*Exercise requirements*. Quote the entries verbatim, starting with the first one and ending with the line that contains "folio-divider — [1564, 2146, 1566, 2166]", both included.

______________________________

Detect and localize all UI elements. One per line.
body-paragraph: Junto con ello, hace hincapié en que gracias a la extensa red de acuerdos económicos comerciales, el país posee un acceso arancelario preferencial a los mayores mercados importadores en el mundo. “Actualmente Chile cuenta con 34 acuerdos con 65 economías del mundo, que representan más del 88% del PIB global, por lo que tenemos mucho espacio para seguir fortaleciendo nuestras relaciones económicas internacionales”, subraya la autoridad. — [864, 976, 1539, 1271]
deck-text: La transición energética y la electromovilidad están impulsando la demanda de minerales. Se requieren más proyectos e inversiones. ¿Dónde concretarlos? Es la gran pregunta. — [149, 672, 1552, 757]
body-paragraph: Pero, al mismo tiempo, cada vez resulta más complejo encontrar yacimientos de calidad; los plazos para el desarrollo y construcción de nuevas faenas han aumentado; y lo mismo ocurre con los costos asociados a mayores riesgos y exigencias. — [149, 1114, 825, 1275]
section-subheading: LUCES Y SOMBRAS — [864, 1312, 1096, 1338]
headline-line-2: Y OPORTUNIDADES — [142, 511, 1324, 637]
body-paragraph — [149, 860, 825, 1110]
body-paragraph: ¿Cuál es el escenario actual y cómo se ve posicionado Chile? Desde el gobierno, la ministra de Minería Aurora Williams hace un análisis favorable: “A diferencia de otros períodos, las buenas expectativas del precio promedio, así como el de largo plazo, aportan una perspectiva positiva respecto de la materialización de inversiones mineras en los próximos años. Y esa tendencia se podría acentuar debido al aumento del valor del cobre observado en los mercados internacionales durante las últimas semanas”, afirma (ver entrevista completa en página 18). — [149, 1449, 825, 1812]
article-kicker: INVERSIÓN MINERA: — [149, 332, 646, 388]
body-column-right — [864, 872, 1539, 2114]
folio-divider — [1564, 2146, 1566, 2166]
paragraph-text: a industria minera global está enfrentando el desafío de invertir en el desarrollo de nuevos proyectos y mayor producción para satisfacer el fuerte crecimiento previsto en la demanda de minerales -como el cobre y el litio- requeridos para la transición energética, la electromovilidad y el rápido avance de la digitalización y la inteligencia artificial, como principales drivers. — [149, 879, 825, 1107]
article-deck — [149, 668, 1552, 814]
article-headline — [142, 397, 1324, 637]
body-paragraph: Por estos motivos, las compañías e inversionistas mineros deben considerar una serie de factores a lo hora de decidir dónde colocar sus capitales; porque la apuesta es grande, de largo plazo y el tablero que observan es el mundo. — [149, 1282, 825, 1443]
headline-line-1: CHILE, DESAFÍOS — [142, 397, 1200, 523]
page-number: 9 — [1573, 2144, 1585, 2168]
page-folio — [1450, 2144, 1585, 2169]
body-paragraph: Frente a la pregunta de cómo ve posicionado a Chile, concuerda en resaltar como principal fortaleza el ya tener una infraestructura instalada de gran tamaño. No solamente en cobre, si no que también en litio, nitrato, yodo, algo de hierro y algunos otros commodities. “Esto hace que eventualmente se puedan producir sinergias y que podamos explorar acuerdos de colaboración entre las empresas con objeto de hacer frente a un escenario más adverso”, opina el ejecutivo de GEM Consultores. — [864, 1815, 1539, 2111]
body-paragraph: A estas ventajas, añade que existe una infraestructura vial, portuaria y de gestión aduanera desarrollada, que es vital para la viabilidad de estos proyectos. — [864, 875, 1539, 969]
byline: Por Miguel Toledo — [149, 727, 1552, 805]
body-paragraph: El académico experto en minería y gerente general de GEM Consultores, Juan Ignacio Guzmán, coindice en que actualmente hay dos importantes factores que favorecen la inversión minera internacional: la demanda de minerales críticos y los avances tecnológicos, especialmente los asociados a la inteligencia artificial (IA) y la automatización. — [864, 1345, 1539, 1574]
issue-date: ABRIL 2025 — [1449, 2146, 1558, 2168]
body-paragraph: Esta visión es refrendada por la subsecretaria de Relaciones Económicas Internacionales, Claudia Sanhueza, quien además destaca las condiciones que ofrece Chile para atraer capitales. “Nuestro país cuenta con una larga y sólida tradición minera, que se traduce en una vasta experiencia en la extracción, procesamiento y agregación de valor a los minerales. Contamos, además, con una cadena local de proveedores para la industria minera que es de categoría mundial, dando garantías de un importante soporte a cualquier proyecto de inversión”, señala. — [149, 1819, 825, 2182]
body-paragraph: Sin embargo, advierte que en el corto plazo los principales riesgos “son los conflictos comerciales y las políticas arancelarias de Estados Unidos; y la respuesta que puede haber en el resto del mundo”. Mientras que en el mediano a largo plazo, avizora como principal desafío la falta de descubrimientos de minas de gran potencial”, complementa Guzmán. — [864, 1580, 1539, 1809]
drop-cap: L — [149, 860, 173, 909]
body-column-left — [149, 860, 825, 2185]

______________________________

*Task solution*.
Detect and localize all UI elements. One per line.
body-paragraph: Junto con ello, hace hincapié en que gracias a la extensa red de acuerdos económicos comerciales, el país posee un acceso arancelario preferencial a los mayores mercados importadores en el mundo. “Actualmente Chile cuenta con 34 acuerdos con 65 economías del mundo, que representan más del 88% del PIB global, por lo que tenemos mucho espacio para seguir fortaleciendo nuestras relaciones económicas internacionales”, subraya la autoridad. — [864, 976, 1539, 1271]
deck-text: La transición energética y la electromovilidad están impulsando la demanda de minerales. Se requieren más proyectos e inversiones. ¿Dónde concretarlos? Es la gran pregunta. — [149, 672, 1552, 757]
body-paragraph: Pero, al mismo tiempo, cada vez resulta más complejo encontrar yacimientos de calidad; los plazos para el desarrollo y construcción de nuevas faenas han aumentado; y lo mismo ocurre con los costos asociados a mayores riesgos y exigencias. — [149, 1114, 825, 1275]
section-subheading: LUCES Y SOMBRAS — [864, 1312, 1096, 1338]
headline-line-2: Y OPORTUNIDADES — [142, 511, 1324, 637]
body-paragraph — [149, 860, 825, 1110]
body-paragraph: ¿Cuál es el escenario actual y cómo se ve posicionado Chile? Desde el gobierno, la ministra de Minería Aurora Williams hace un análisis favorable: “A diferencia de otros períodos, las buenas expectativas del precio promedio, así como el de largo plazo, aportan una perspectiva positiva respecto de la materialización de inversiones mineras en los próximos años. Y esa tendencia se podría acentuar debido al aumento del valor del cobre observado en los mercados internacionales durante las últimas semanas”, afirma (ver entrevista completa en página 18). — [149, 1449, 825, 1812]
article-kicker: INVERSIÓN MINERA: — [149, 332, 646, 388]
body-column-right — [864, 872, 1539, 2114]
folio-divider — [1564, 2146, 1566, 2166]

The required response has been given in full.